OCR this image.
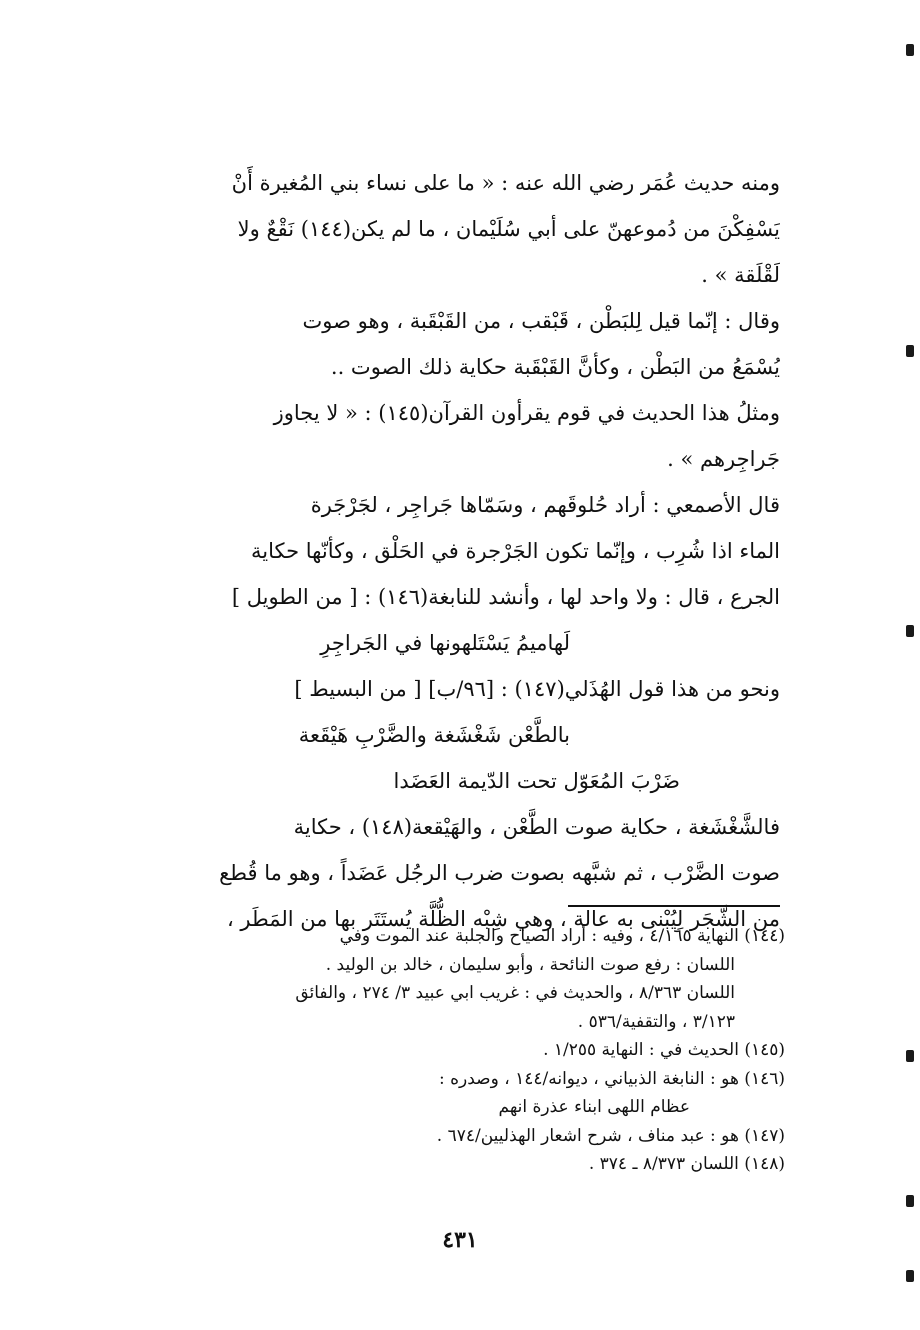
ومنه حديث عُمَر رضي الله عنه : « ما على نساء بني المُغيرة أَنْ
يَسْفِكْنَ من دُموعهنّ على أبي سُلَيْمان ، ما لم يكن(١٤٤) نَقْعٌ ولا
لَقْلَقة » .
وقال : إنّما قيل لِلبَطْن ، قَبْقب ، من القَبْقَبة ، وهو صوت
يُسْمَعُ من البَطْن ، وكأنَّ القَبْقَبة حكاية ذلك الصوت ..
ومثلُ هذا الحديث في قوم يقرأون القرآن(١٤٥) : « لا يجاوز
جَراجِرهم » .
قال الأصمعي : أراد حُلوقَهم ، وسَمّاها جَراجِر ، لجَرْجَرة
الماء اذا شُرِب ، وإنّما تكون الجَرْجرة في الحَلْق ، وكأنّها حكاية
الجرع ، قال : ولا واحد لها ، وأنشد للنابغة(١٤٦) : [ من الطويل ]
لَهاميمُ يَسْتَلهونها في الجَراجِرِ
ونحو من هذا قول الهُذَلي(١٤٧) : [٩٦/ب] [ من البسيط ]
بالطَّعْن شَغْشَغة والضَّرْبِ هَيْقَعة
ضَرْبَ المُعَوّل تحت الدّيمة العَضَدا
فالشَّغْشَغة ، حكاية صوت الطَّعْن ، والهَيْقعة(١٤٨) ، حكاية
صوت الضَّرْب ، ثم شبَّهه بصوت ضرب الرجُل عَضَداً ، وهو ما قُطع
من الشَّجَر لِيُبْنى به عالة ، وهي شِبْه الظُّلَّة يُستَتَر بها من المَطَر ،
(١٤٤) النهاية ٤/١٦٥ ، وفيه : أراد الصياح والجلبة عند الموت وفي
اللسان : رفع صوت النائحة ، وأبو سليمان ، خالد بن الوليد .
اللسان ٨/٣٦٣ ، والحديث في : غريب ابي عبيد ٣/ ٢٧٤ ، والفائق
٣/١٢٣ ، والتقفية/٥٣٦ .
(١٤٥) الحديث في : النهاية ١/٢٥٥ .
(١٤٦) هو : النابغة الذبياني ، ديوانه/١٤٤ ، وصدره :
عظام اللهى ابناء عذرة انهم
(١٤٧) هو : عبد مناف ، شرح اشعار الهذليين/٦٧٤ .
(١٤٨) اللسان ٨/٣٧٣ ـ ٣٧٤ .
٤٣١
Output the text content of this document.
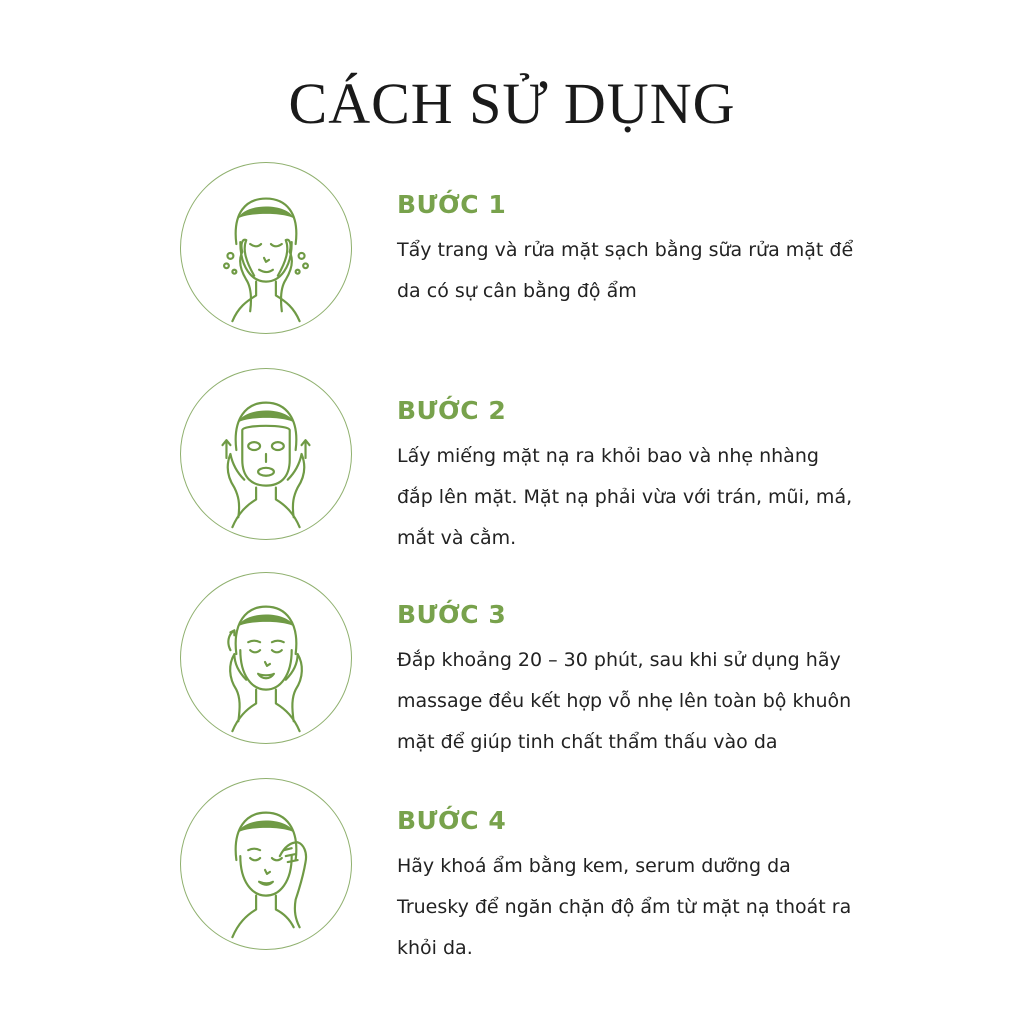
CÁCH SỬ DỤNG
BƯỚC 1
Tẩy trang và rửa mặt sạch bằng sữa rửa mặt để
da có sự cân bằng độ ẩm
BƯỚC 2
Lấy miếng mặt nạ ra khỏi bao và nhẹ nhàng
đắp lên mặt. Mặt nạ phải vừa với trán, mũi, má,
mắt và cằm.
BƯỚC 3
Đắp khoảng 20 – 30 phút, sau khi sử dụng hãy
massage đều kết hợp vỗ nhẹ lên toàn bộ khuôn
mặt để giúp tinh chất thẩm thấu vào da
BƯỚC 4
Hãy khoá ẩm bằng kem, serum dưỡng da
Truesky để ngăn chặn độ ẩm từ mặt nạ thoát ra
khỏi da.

Exercise goal - Set down only the lines running from the line with "Output the text content of this document." to the end of the entries, inclusive; omit every picture.

Finished answer -
Output the text content of this document.
CÁCH SỬ DỤNG
BƯỚC 1
Tẩy trang và rửa mặt sạch bằng sữa rửa mặt để
da có sự cân bằng độ ẩm
BƯỚC 2
Lấy miếng mặt nạ ra khỏi bao và nhẹ nhàng
đắp lên mặt. Mặt nạ phải vừa với trán, mũi, má,
mắt và cằm.
BƯỚC 3
Đắp khoảng 20 – 30 phút, sau khi sử dụng hãy
massage đều kết hợp vỗ nhẹ lên toàn bộ khuôn
mặt để giúp tinh chất thẩm thấu vào da
BƯỚC 4
Hãy khoá ẩm bằng kem, serum dưỡng da
Truesky để ngăn chặn độ ẩm từ mặt nạ thoát ra
khỏi da.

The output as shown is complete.